■ What the task requires
State how many lines in these records contain the word "this", and nothing else.
----
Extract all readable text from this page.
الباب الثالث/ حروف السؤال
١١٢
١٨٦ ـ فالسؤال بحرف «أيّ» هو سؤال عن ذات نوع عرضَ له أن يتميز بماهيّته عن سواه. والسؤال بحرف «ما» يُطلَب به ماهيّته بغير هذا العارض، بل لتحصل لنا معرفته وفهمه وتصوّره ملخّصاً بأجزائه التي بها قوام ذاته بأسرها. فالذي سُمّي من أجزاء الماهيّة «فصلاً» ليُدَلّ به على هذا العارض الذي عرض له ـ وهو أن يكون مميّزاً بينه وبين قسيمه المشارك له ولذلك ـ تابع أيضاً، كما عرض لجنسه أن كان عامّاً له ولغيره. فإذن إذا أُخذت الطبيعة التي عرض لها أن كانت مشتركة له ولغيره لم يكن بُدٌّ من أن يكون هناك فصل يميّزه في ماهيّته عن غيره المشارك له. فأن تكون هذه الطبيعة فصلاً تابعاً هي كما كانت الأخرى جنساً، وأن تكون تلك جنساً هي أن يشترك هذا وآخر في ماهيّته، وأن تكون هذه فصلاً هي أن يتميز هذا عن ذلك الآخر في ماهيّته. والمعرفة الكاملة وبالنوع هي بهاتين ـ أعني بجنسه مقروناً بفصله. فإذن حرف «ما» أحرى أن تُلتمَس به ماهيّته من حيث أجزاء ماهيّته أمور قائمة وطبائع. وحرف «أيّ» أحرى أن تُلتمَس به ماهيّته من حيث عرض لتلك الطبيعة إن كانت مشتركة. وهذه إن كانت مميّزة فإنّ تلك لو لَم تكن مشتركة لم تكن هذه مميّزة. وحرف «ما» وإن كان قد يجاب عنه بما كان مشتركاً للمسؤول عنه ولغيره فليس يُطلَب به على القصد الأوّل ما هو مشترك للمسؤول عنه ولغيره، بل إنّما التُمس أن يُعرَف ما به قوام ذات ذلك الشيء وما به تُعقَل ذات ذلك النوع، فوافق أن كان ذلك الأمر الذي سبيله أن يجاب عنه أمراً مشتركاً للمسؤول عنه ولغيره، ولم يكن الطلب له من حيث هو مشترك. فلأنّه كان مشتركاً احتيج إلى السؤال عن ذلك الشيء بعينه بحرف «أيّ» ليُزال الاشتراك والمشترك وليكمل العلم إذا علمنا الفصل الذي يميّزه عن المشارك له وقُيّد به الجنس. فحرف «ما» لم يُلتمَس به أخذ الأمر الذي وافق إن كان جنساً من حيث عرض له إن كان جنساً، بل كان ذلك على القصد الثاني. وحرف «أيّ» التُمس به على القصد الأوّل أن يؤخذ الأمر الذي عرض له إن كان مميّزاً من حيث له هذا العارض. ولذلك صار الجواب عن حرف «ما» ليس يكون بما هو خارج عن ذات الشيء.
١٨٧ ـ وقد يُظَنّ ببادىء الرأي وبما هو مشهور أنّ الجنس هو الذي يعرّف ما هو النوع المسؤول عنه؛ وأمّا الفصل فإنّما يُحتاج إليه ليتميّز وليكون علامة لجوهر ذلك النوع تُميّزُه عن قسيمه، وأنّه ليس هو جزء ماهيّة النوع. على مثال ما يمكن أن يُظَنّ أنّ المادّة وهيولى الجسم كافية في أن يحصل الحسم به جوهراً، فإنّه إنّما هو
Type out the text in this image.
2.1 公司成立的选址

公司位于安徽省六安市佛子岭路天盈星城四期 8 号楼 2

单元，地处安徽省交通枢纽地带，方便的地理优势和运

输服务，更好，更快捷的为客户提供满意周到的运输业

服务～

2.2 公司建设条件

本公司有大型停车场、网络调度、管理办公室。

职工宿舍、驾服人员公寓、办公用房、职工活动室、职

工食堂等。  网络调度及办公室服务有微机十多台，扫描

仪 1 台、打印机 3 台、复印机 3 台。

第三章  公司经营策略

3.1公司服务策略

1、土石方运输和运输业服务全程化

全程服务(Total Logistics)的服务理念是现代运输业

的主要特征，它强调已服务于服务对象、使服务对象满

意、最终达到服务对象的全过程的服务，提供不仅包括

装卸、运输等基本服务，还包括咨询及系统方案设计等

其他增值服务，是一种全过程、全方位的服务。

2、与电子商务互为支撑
----
■ The answer
2